### [What this task involves]
Copy out every line in which the string "playlist" occurs.

(Records contained in a dataset)
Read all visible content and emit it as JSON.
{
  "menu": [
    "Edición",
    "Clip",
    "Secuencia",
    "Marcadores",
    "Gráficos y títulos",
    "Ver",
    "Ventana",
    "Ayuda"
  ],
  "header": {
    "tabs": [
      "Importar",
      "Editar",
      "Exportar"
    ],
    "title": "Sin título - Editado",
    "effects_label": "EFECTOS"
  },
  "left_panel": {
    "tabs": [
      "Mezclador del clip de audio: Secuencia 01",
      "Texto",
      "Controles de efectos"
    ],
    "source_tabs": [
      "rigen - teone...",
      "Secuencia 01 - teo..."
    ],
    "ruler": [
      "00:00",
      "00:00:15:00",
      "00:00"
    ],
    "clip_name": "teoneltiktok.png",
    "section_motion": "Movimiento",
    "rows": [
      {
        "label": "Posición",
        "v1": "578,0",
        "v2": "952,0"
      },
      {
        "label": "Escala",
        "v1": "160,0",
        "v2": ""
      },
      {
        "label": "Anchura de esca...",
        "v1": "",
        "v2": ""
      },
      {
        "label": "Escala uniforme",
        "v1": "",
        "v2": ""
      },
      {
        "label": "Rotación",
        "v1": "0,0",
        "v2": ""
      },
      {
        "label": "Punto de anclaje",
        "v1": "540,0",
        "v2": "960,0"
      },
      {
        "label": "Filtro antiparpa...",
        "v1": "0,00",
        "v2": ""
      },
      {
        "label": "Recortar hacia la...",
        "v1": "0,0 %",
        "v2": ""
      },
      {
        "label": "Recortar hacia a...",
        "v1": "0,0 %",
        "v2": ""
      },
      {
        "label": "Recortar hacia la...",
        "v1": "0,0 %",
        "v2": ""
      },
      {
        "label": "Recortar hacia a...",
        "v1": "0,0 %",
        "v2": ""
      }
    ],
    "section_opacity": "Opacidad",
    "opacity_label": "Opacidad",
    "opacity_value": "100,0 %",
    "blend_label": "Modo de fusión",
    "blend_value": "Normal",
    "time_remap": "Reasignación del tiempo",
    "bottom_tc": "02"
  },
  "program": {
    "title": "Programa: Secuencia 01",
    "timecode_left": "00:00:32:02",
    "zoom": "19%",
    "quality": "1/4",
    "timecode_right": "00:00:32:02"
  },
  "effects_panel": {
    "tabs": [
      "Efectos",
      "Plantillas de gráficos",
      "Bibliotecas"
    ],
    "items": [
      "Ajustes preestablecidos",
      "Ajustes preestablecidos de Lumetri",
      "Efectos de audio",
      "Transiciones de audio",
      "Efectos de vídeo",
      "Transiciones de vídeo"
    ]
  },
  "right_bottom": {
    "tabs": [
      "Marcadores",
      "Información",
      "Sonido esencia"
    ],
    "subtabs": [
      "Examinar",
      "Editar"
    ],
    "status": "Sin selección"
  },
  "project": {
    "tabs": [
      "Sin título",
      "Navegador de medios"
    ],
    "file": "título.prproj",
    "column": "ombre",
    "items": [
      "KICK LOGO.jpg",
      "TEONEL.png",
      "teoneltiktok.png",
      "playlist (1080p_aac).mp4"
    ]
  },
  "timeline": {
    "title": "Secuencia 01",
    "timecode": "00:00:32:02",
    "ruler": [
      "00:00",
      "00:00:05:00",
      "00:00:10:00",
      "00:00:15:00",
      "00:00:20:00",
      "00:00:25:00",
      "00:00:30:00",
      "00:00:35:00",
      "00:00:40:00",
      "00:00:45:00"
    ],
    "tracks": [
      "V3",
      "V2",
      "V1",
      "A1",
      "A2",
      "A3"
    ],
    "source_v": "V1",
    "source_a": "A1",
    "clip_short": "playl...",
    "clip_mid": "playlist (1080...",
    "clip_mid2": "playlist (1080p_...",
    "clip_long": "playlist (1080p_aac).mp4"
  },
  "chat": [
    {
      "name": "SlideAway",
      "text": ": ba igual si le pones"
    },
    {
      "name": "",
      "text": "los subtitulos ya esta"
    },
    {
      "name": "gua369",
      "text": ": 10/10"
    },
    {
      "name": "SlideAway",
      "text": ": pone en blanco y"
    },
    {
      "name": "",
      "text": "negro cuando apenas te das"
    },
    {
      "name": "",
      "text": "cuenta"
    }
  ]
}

### [Correct output]
      "playlist (1080p_aac).mp4"
    "clip_mid": "playlist (1080...",
    "clip_mid2": "playlist (1080p_...",
    "clip_long": "playlist (1080p_aac).mp4"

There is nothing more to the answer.